Lecture du mercredi 9 novembre 2016
REPUBLIQUE FRANCAISE

AU NOM DU PEUPLE FRANCAIS



Vu la procédure suivante :

Par une décision n° 11013546-11013547 du 19 décembre 2014 la Cour nationale du droit d'asile a annulé les décisions du 23 mai 2011 du directeur général de l'Office français de protection des réfugiés et apatrides (OFPRA) qui avaient rejeté les demandes d'asile présentées par M. A...B...et par son épouse et refusé de leur reconnaître la qualité de réfugié et de leur accorder le bénéfice de la protection subsidiaire.

Par un pourvoi sommaire, un mémoire complémentaire, un mémoire en réplique et des nouvelles observations enregistrés les 19 mars 2015, 19 juin 2015, 23 décembre 2015 et 12 octobre 2016 au secrétariat du contentieux du Conseil d'Etat, l'Office français de protection des réfugiés et apatrides demande au Conseil d'Etat :

1°) d'annuler cette décision du 19 décembre 2014 de la Cour nationale du droit d'asile en tant qu'elle concerne M.B... ;

2°) de renvoyer l'affaire, dans cette mesure, devant la Cour nationale du droit d'asile.

Vu les autres pièces du dossier ;

Vu :
- la convention de Genève du 28 juillet 1951 relative au statut des réfugiés et le protocole signé à New York le 31 janvier 1967 relatif au statut des réfugiés ;
- le code de l'entrée et du séjour des étrangers et du droit d'asile ;
- la loi n° 91-647 du 10 juillet 1991 ;
- le code de justice administrative ;



Après avoir entendu en séance publique :

- le rapport de M. Arno Klarsfeld, conseiller d'Etat,

- les conclusions de Mme Aurélie Bretonneau, rapporteur public ;

La parole ayant été donnée, avant et après les conclusions, à la SCP Foussard, Froger, avocat de l'Office français de protection des réfugiés et apatrides et à la SCP Rocheteau, Uzan-Sarano, avocat de M. A...B...;



Considérant ce qui suit :

1. Par une décision du 23 mai 2011, l'Office français de protection des réfugiés et apatrides (OFPRA) a refusé à M.B..., de nationalité rwandaise, la qualité de réfugié. Devant la Cour nationale du droit d'asile, M. B... s'était prévalu, pour la première fois, pour justifier de ses craintes de persécution en cas de retour dans son pays d'origine, de son appartenance aux forces armées rwandaises pendant les premiers jours des massacres des populations tutsies ainsi que du témoignage qu'il avait fait, le 18 novembre 2008, devant le tribunal pénal international pour le Rwanda, en faveur d'un militaire condamné pour sa participation à ce génocide. Par une décision en date du 19 décembre 2014, contre laquelle l'OFPRA se pourvoit en cassation en tant qu'elle concerne MB..., la Cour nationale du droit d'asile a reconnu la qualité de réfugié à M. B...en jugeant, d'une part, qu'il pouvait craindre d'être persécuté, du fait de ses opinions politiques, en cas de retour au Rwanda, et, d'autre part, qu'il n'y avait pas de raisons sérieuses de penser qu'il se serait rendu coupable d'un crime de guerre ou d'un crime contre l'humanité.
· · · · ·
Vos tâches |
**A)** Selon l'extrait, pour quels motifs la Cour nationale du droit d'asile a-t-elle reconnu la qualité de réfugié à M. B... ? Répondez en une à trois phrases.
**B)** Poursuivez l'extrait consacré au pourvoi de l'OFPRA contre la décision de la Cour nationale du droit d'asile, à partir de sa dernière phrase.

Informations affichées |
· · · · ·
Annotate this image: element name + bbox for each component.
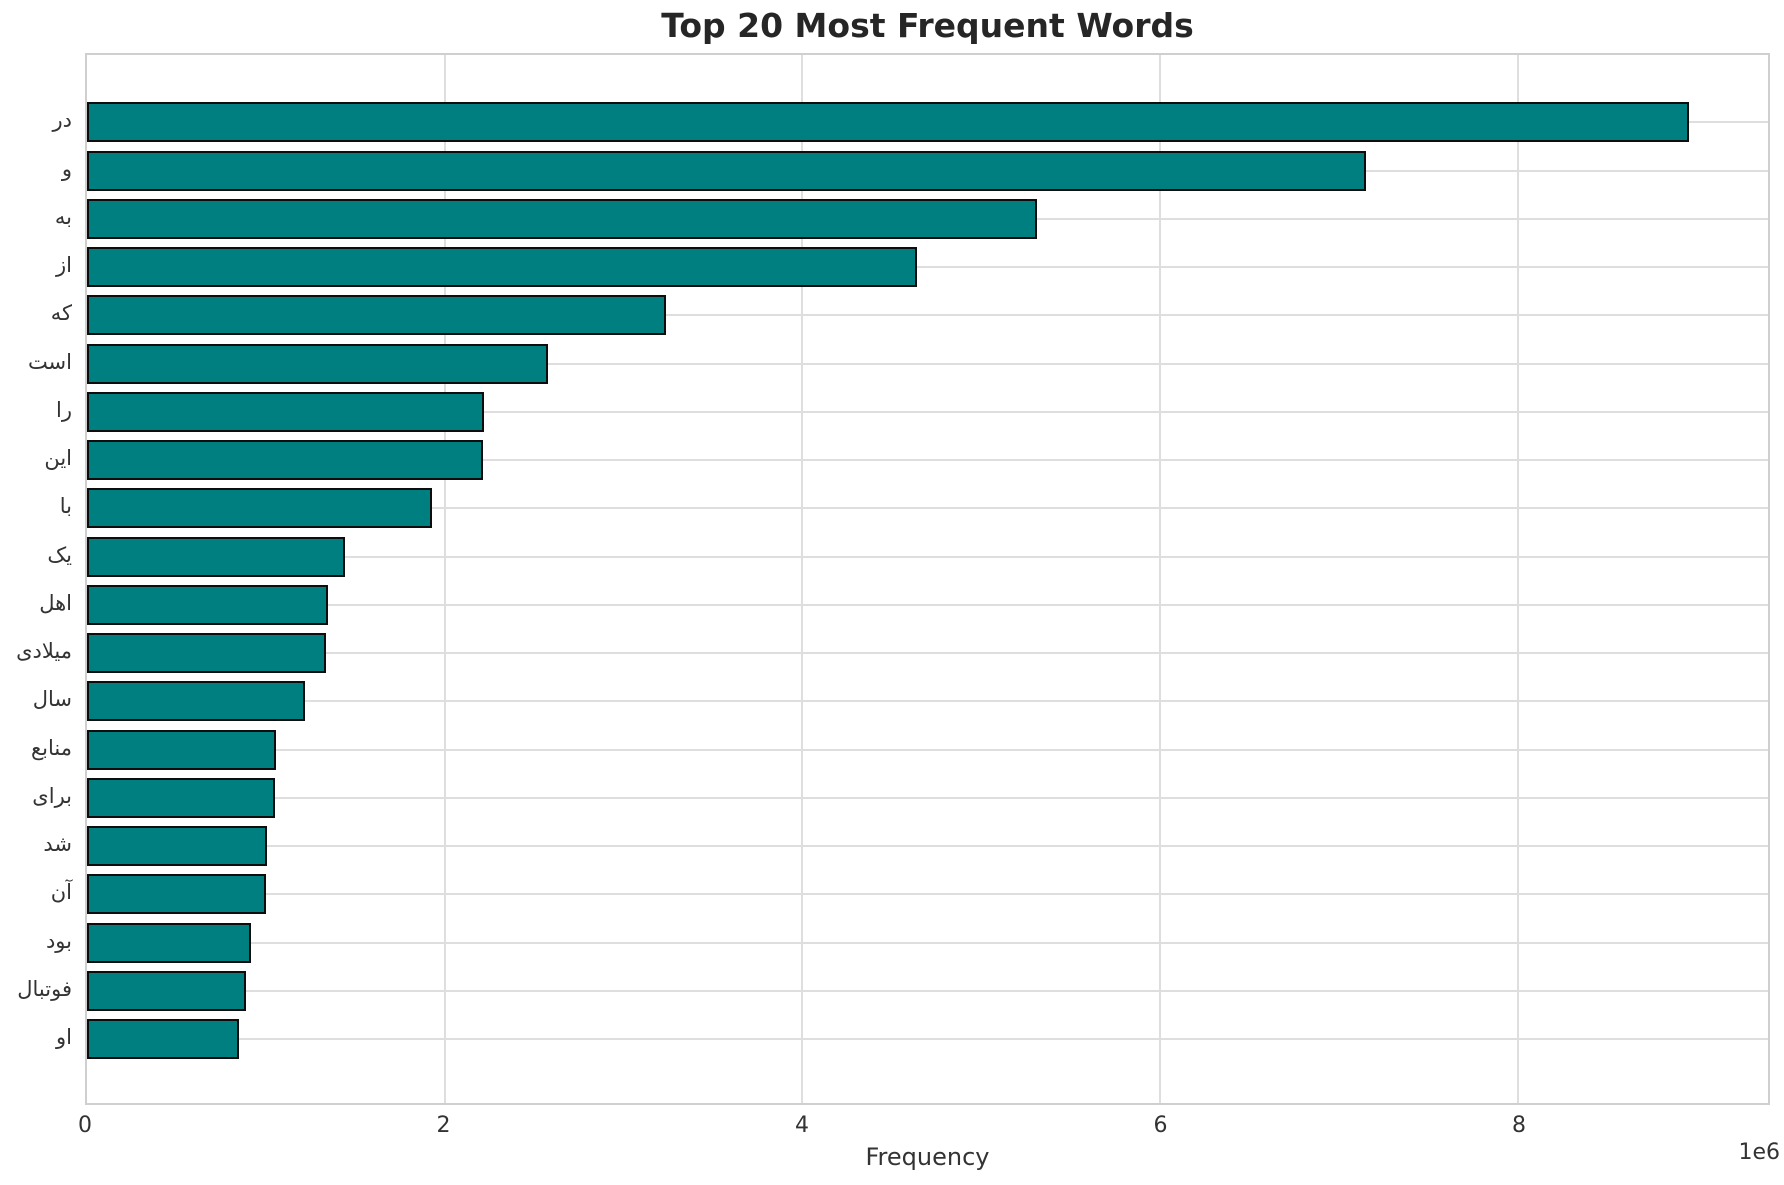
· · · · ·
Réponses |
**A)** La Cour a jugé que M. B... pouvait craindre d'être persécuté du fait de ses opinions politiques en cas de retour au Rwanda. Elle a aussi estimé qu'il n'y avait pas de raisons sérieuses de penser qu'il se serait rendu coupable d'un crime de guerre ou d'un crime contre l'humanité.

**B)**
2. Aux termes des stipulations du paragraphe A, 2°, de l'article 1er de la convention de Genève du 28 juillet 1951, doit être considéré comme réfugié toute personne qui " craignant avec raison d'être persécutée du fait de sa race, de sa religion, de sa nationalité, de son appartenance à un certain groupe social ou de ses opinions politiques, se trouve hors du pays dont elle a la nationalité et qui ne peut ou, du fait de cette crainte, ne veut se réclamer de la protection de ce pays " et aux termes de celles de l'article 1 F de la même convention, " Les dispositions de cette Convention ne seront pas applicables aux personnes dont on aura des raisons sérieuses de penser : a) qu'elles ont commis un crime contre la paix, un crime de guerre ou un crime contre l'humanité, au sens des instruments internationaux élaborés pour prévoir des dispositions relatives à ces crimes ; b) qu'elles ont commis un crime grave de droit commun en dehors du pays d'accueil avant d'y être admises comme réfugiés ; c) qu'elles se sont rendues coupables d'agissements contraires aux buts et aux principes des Nations Unies. ".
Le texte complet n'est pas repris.